§ JOB: All lines holding the string "Medián" are to be shown.

******************************

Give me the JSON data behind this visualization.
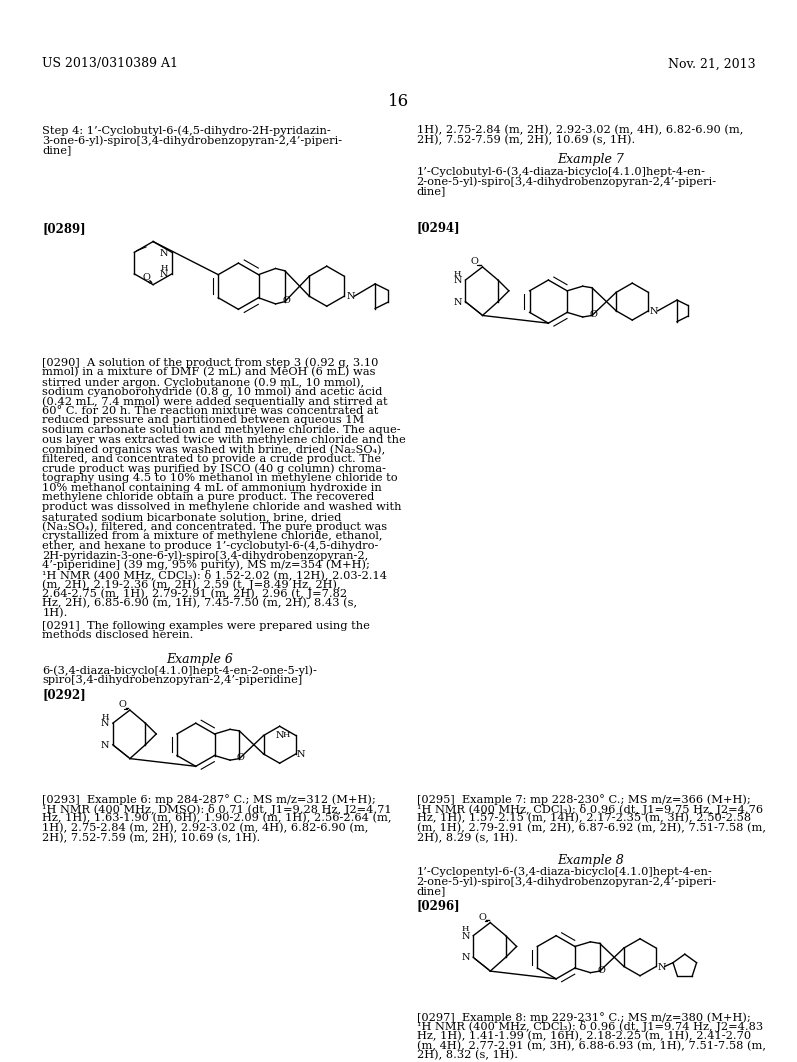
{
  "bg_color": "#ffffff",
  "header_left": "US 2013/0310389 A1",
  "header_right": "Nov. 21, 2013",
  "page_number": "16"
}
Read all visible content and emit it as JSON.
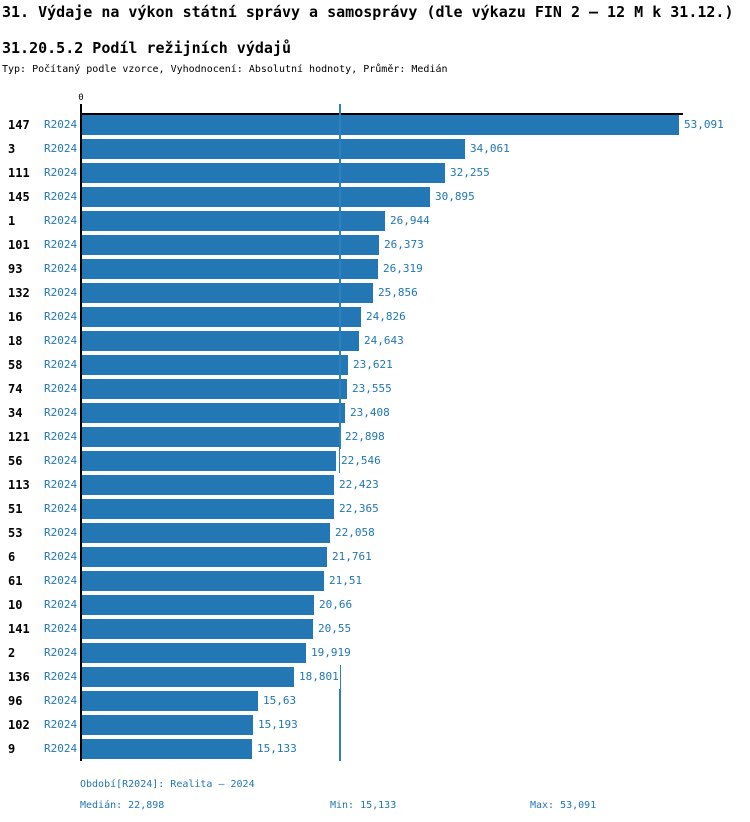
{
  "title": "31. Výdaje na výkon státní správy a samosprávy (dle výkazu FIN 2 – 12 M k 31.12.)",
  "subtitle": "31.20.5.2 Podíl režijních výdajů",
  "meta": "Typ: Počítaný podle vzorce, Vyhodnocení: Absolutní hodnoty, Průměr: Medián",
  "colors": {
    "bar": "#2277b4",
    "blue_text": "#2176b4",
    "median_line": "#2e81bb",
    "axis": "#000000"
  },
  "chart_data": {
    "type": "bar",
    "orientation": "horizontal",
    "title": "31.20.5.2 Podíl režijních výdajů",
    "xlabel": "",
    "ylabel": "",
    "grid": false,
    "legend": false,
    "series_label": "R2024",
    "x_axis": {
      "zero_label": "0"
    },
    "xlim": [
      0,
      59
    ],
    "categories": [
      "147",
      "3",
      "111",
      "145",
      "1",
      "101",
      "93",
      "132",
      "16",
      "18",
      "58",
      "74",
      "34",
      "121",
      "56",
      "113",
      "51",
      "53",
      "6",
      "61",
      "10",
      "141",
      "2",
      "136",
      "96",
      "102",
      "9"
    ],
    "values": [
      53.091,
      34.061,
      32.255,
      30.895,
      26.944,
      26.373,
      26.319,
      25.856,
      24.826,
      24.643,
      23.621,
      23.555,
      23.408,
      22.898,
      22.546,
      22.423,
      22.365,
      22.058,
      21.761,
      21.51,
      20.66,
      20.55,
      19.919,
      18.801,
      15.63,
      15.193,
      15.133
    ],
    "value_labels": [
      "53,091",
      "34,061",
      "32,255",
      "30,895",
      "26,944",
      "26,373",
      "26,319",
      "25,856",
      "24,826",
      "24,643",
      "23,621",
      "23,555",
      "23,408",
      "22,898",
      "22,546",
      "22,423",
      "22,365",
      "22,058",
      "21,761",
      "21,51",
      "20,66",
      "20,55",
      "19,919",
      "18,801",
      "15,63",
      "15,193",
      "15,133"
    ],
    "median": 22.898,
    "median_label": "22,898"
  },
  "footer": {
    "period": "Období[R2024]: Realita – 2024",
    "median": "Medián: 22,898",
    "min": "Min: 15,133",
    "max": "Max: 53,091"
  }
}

******************************

§ OUTPUT:
  "meta": "Typ: Počítaný podle vzorce, Vyhodnocení: Absolutní hodnoty, Průměr: Medián",
    "median": "Medián: 22,898",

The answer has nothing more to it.